---------- RECORDS FOR PROCESSING ----------
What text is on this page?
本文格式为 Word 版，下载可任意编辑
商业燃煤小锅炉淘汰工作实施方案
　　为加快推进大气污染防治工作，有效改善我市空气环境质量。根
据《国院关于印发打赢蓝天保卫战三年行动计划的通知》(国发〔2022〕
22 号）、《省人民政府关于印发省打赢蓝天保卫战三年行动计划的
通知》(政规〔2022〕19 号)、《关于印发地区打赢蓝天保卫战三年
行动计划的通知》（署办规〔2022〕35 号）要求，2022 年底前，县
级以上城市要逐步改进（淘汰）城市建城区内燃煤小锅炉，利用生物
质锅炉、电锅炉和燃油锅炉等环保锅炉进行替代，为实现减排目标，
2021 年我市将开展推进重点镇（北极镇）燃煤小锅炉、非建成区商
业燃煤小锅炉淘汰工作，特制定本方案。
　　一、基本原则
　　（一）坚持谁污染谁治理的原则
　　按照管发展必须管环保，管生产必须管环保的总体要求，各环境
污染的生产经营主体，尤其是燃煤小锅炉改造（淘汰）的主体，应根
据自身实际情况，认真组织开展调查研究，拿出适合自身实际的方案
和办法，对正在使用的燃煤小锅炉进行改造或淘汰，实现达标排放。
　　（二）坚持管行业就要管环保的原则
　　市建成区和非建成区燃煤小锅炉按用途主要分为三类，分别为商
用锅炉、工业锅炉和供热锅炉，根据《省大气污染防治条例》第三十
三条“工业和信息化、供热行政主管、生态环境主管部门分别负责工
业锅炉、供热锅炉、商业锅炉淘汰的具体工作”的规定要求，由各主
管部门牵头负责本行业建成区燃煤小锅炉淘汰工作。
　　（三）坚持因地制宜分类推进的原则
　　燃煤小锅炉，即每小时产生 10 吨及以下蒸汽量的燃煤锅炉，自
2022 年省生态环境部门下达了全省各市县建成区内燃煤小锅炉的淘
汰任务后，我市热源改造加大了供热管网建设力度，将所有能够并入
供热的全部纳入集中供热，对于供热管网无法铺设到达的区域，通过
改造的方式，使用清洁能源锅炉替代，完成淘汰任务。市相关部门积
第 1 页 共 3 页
----------
WHAT TO WORK ON —
Copy out the full material exactly as it appears.

REPLY TO THE EXERCISE —
What text is on this page?
本文格式为 Word 版，下载可任意编辑
商业燃煤小锅炉淘汰工作实施方案
　　为加快推进大气污染防治工作，有效改善我市空气环境质量。根
据《国院关于印发打赢蓝天保卫战三年行动计划的通知》(国发〔2022〕
22 号）、《省人民政府关于印发省打赢蓝天保卫战三年行动计划的
通知》(政规〔2022〕19 号)、《关于印发地区打赢蓝天保卫战三年
行动计划的通知》（署办规〔2022〕35 号）要求，2022 年底前，县
级以上城市要逐步改进（淘汰）城市建城区内燃煤小锅炉，利用生物
质锅炉、电锅炉和燃油锅炉等环保锅炉进行替代，为实现减排目标，
2021 年我市将开展推进重点镇（北极镇）燃煤小锅炉、非建成区商
业燃煤小锅炉淘汰工作，特制定本方案。
　　一、基本原则
　　（一）坚持谁污染谁治理的原则
　　按照管发展必须管环保，管生产必须管环保的总体要求，各环境
污染的生产经营主体，尤其是燃煤小锅炉改造（淘汰）的主体，应根
据自身实际情况，认真组织开展调查研究，拿出适合自身实际的方案
和办法，对正在使用的燃煤小锅炉进行改造或淘汰，实现达标排放。
　　（二）坚持管行业就要管环保的原则
　　市建成区和非建成区燃煤小锅炉按用途主要分为三类，分别为商
用锅炉、工业锅炉和供热锅炉，根据《省大气污染防治条例》第三十
三条“工业和信息化、供热行政主管、生态环境主管部门分别负责工
业锅炉、供热锅炉、商业锅炉淘汰的具体工作”的规定要求，由各主
管部门牵头负责本行业建成区燃煤小锅炉淘汰工作。
　　（三）坚持因地制宜分类推进的原则
　　燃煤小锅炉，即每小时产生 10 吨及以下蒸汽量的燃煤锅炉，自
2022 年省生态环境部门下达了全省各市县建成区内燃煤小锅炉的淘
汰任务后，我市热源改造加大了供热管网建设力度，将所有能够并入
供热的全部纳入集中供热，对于供热管网无法铺设到达的区域，通过
改造的方式，使用清洁能源锅炉替代，完成淘汰任务。市相关部门积
第 1 页 共 3 页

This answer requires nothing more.